## SET EXERCISE
Make an exact transcription of the material, leaving out all images.
START EXTRACTED DATA
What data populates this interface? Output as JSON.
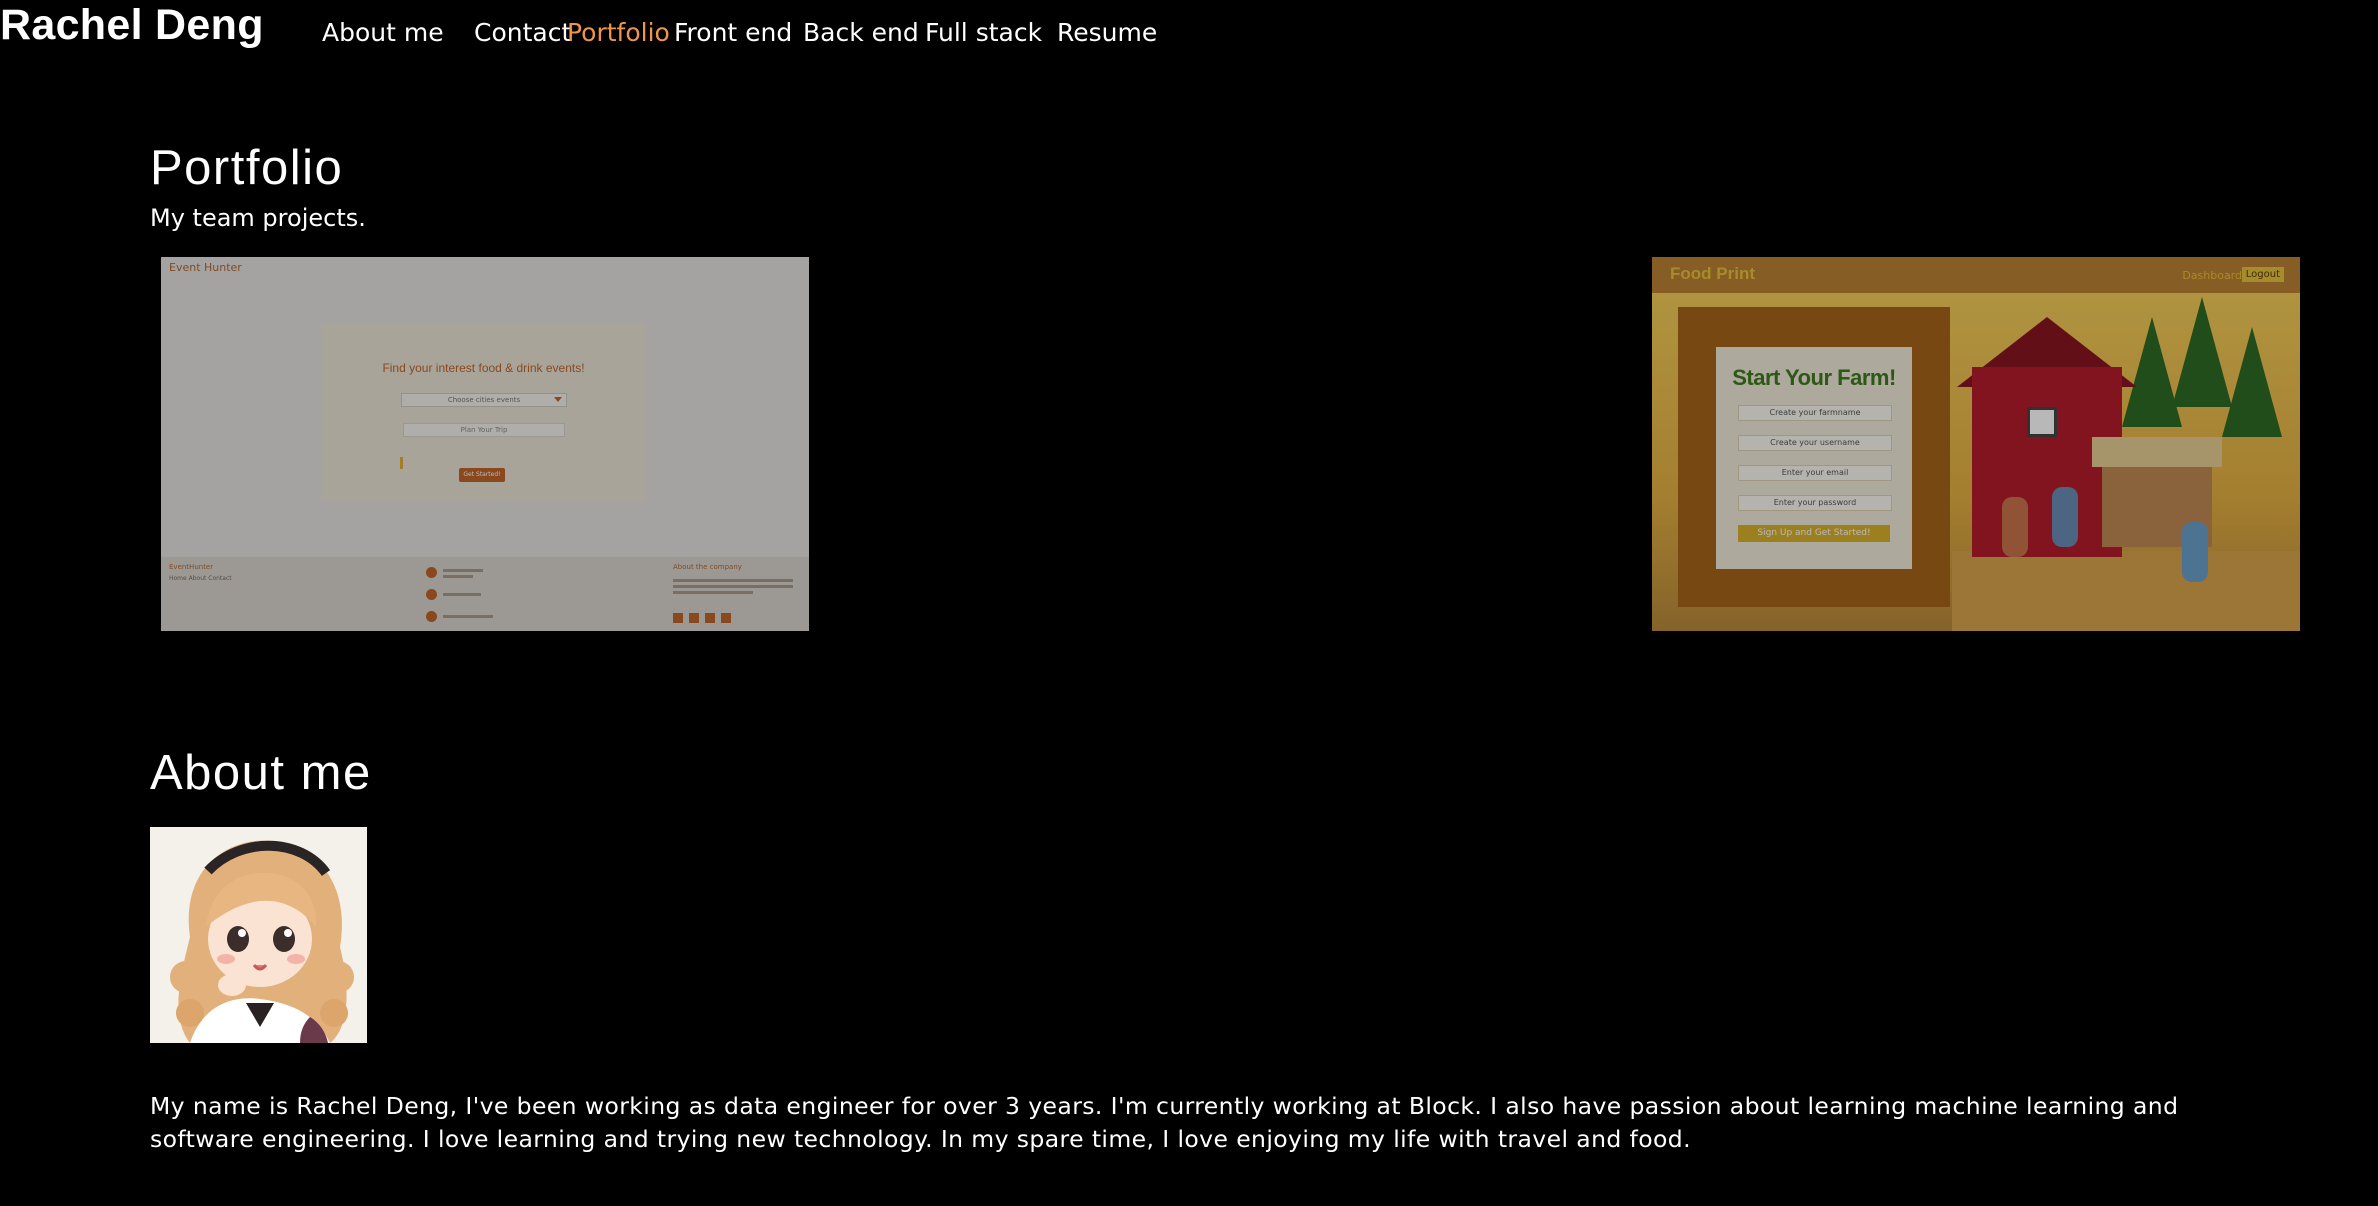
{
  "header": {
    "brand": "Rachel Deng",
    "nav": [
      {
        "label": "About me",
        "active": false
      },
      {
        "label": "Contact",
        "active": false
      },
      {
        "label": "Portfolio",
        "active": true
      },
      {
        "label": "Front end",
        "active": false
      },
      {
        "label": "Back end",
        "active": false
      },
      {
        "label": "Full stack",
        "active": false
      },
      {
        "label": "Resume",
        "active": false
      }
    ],
    "active_color": "#f0944a"
  },
  "portfolio": {
    "title": "Portfolio",
    "subtitle": "My team projects.",
    "projects": [
      {
        "name": "Event Hunter",
        "heading": "Find your interest food & drink events!",
        "select_placeholder": "Choose cities events",
        "input_placeholder": "Plan Your Trip",
        "button": "Get Started!",
        "footer_brand": "EventHunter",
        "footer_links": "Home  About  Contact",
        "footer_about": "About the company"
      },
      {
        "name": "Food Print",
        "nav_dashboard": "Dashboard",
        "nav_logout": "Logout",
        "form_title": "Start Your Farm!",
        "fields": [
          "Create your farmname",
          "Create your username",
          "Enter your email",
          "Enter your password"
        ],
        "button": "Sign Up and Get Started!"
      }
    ]
  },
  "about": {
    "title": "About me",
    "avatar_alt": "cartoon avatar",
    "text": "My name is Rachel Deng, I've been working as data engineer for over 3 years. I'm currently working at Block. I also have passion about learning machine learning and software engineering. I love learning and trying new technology. In my spare time, I love enjoying my life with travel and food."
  }
}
END EXTRACTED DATA
## WRITTEN SOLUTION
What data populates this interface? Output as JSON.
{
  "header": {
    "brand": "Rachel Deng",
    "nav": [
      {
        "label": "About me",
        "active": false
      },
      {
        "label": "Contact",
        "active": false
      },
      {
        "label": "Portfolio",
        "active": true
      },
      {
        "label": "Front end",
        "active": false
      },
      {
        "label": "Back end",
        "active": false
      },
      {
        "label": "Full stack",
        "active": false
      },
      {
        "label": "Resume",
        "active": false
      }
    ],
    "active_color": "#f0944a"
  },
  "portfolio": {
    "title": "Portfolio",
    "subtitle": "My team projects.",
    "projects": [
      {
        "name": "Event Hunter",
        "heading": "Find your interest food & drink events!",
        "select_placeholder": "Choose cities events",
        "input_placeholder": "Plan Your Trip",
        "button": "Get Started!",
        "footer_brand": "EventHunter",
        "footer_links": "Home  About  Contact",
        "footer_about": "About the company"
      },
      {
        "name": "Food Print",
        "nav_dashboard": "Dashboard",
        "nav_logout": "Logout",
        "form_title": "Start Your Farm!",
        "fields": [
          "Create your farmname",
          "Create your username",
          "Enter your email",
          "Enter your password"
        ],
        "button": "Sign Up and Get Started!"
      }
    ]
  },
  "about": {
    "title": "About me",
    "avatar_alt": "cartoon avatar",
    "text": "My name is Rachel Deng, I've been working as data engineer for over 3 years. I'm currently working at Block. I also have passion about learning machine learning and software engineering. I love learning and trying new technology. In my spare time, I love enjoying my life with travel and food."
  }
}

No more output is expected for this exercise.